= WHAT IS EXPECTED =
From the filesystem layout page, return word for word the part that begins with the words containing "You will learn" and ends with "catalog (YAML files)".
# Start of SOURCE PASSAGE
Skip to content

filesystem layout

GitHub Actions edited this page May 31, 2026 · 7 revisions

Filesystem Layout

You will learn where update-ipsets stores its files after installation, what each directory contains, and which directories grow over time.

Installed directory tree

./install.sh creates the top-level directories. The daemon creates sub-directories at runtime as feeds are processed. After the daemon has been running, the tree looks like this:

/opt/update-ipsets/
├── bin/
│   └── update-ipsets              # The daemon binary (UI embedded)
├── etc/
│   └── config/                    # Feed catalog (YAML files)
├── data/
│   ├── .cache.json                # Feed state cache
│   ├── {feed}.ipset               # Committed IP set files
│   ├── {feed}.netset              # Committed network set files
│   ├── {feed}.source              # Raw upstream downloads (retained for debugging)
# End of SOURCE PASSAGE
# Start of SUPPLIED DATA
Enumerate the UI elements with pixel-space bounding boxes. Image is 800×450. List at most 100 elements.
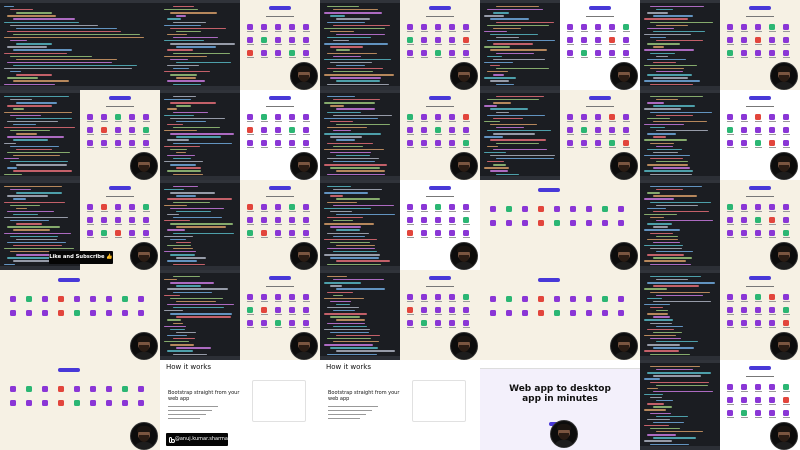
app-icon-cell[interactable]	[463, 217, 471, 225]
app-icon[interactable]	[10, 310, 16, 316]
video-thumbnail-r3c3[interactable]	[480, 270, 640, 360]
app-icon-cell[interactable]	[303, 294, 311, 302]
app-icon-cell[interactable]	[449, 320, 457, 328]
app-icon-cell[interactable]	[727, 50, 735, 58]
app-icon-cell[interactable]	[595, 50, 603, 58]
app-icon[interactable]	[538, 206, 544, 212]
app-icon-cell[interactable]	[261, 204, 269, 212]
app-icon-cell[interactable]	[275, 320, 283, 328]
app-icon-cell[interactable]	[581, 37, 589, 45]
app-icon[interactable]	[554, 310, 560, 316]
app-icon-cell[interactable]	[261, 294, 269, 302]
app-icon-cell[interactable]	[247, 204, 255, 212]
app-icon-cell[interactable]	[275, 50, 283, 58]
app-icon-cell[interactable]	[101, 230, 109, 238]
app-icon-cell[interactable]	[289, 114, 297, 122]
app-icon-cell[interactable]	[407, 50, 415, 58]
app-icon-cell[interactable]	[741, 384, 749, 392]
app-icon[interactable]	[554, 220, 560, 226]
app-icon[interactable]	[106, 400, 112, 406]
video-thumbnail-r1c1[interactable]	[160, 90, 320, 180]
app-icon[interactable]	[586, 310, 592, 316]
app-icon-cell[interactable]	[115, 204, 123, 212]
app-icon-cell[interactable]	[741, 217, 749, 225]
app-icon[interactable]	[138, 400, 144, 406]
cta-button[interactable]	[538, 278, 560, 282]
app-icon-cell[interactable]	[289, 127, 297, 135]
app-icon-cell[interactable]	[449, 140, 457, 148]
app-icon[interactable]	[586, 296, 592, 302]
video-thumbnail-r1c3[interactable]	[480, 90, 640, 180]
app-icon-cell[interactable]	[247, 320, 255, 328]
video-thumbnail-r3c1[interactable]	[160, 270, 320, 360]
app-icon[interactable]	[58, 310, 64, 316]
app-icon-cell[interactable]	[129, 114, 137, 122]
app-icon-cell[interactable]	[421, 230, 429, 238]
app-icon[interactable]	[618, 220, 624, 226]
app-icon-cell[interactable]	[755, 140, 763, 148]
app-icon-cell[interactable]	[407, 230, 415, 238]
app-icon-cell[interactable]	[143, 230, 151, 238]
app-icon[interactable]	[122, 386, 128, 392]
app-icon[interactable]	[58, 400, 64, 406]
app-icon-cell[interactable]	[769, 114, 777, 122]
app-icon-cell[interactable]	[407, 204, 415, 212]
app-icon-cell[interactable]	[435, 307, 443, 315]
app-icon-cell[interactable]	[623, 50, 631, 58]
app-icon-cell[interactable]	[407, 217, 415, 225]
app-icon-cell[interactable]	[741, 230, 749, 238]
app-icon-cell[interactable]	[449, 37, 457, 45]
app-icon-cell[interactable]	[421, 217, 429, 225]
cta-button[interactable]	[109, 96, 131, 100]
app-icon-cell[interactable]	[435, 204, 443, 212]
cta-button[interactable]	[749, 186, 771, 190]
app-icon-cell[interactable]	[275, 204, 283, 212]
cta-button[interactable]	[269, 186, 291, 190]
app-icon-cell[interactable]	[289, 230, 297, 238]
app-icon-cell[interactable]	[741, 410, 749, 418]
cta-button[interactable]	[109, 186, 131, 190]
app-icon-cell[interactable]	[129, 127, 137, 135]
app-icon-cell[interactable]	[449, 294, 457, 302]
app-icon-cell[interactable]	[755, 127, 763, 135]
app-icon-cell[interactable]	[741, 397, 749, 405]
app-icon-cell[interactable]	[247, 307, 255, 315]
app-icon-cell[interactable]	[289, 217, 297, 225]
app-icon-cell[interactable]	[769, 24, 777, 32]
app-icon-cell[interactable]	[567, 140, 575, 148]
app-icon[interactable]	[90, 296, 96, 302]
app-icon-cell[interactable]	[783, 294, 791, 302]
app-icon-cell[interactable]	[581, 140, 589, 148]
app-icon[interactable]	[586, 220, 592, 226]
app-icon-cell[interactable]	[129, 230, 137, 238]
app-icon-cell[interactable]	[143, 217, 151, 225]
app-icon-cell[interactable]	[727, 410, 735, 418]
app-icon-cell[interactable]	[289, 50, 297, 58]
app-icon[interactable]	[74, 400, 80, 406]
app-icon-cell[interactable]	[783, 24, 791, 32]
app-icon-cell[interactable]	[435, 294, 443, 302]
app-icon[interactable]	[602, 310, 608, 316]
app-icon-cell[interactable]	[247, 114, 255, 122]
app-icon[interactable]	[538, 310, 544, 316]
app-icon-cell[interactable]	[407, 114, 415, 122]
app-icon-cell[interactable]	[87, 230, 95, 238]
app-icon-cell[interactable]	[303, 307, 311, 315]
app-icon-cell[interactable]	[275, 127, 283, 135]
app-icon[interactable]	[138, 310, 144, 316]
app-icon[interactable]	[538, 220, 544, 226]
app-icon-cell[interactable]	[115, 127, 123, 135]
cta-button[interactable]	[429, 96, 451, 100]
app-icon-cell[interactable]	[567, 114, 575, 122]
app-icon-cell[interactable]	[261, 230, 269, 238]
cta-button[interactable]	[269, 96, 291, 100]
app-icon-cell[interactable]	[143, 140, 151, 148]
app-icon[interactable]	[618, 296, 624, 302]
video-thumbnail-r1c4[interactable]	[640, 90, 800, 180]
app-icon-cell[interactable]	[421, 37, 429, 45]
app-icon-cell[interactable]	[261, 217, 269, 225]
app-icon-cell[interactable]	[609, 24, 617, 32]
cta-button[interactable]	[749, 366, 771, 370]
app-icon-cell[interactable]	[303, 114, 311, 122]
video-thumbnail-r0c2[interactable]	[320, 0, 480, 90]
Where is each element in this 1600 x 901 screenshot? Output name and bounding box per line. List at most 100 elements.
# End of SUPPLIED DATA
= ANSWER TO THIS PROBLEM =
You will learn where update-ipsets stores its files after installation, what each directory contains, and which directories grow over time.

Installed directory tree

./install.sh creates the top-level directories. The daemon creates sub-directories at runtime as feeds are processed. After the daemon has been running, the tree looks like this:

/opt/update-ipsets/
├── bin/
│   └── update-ipsets              # The daemon binary (UI embedded)
├── etc/
│   └── config/                    # Feed catalog (YAML files)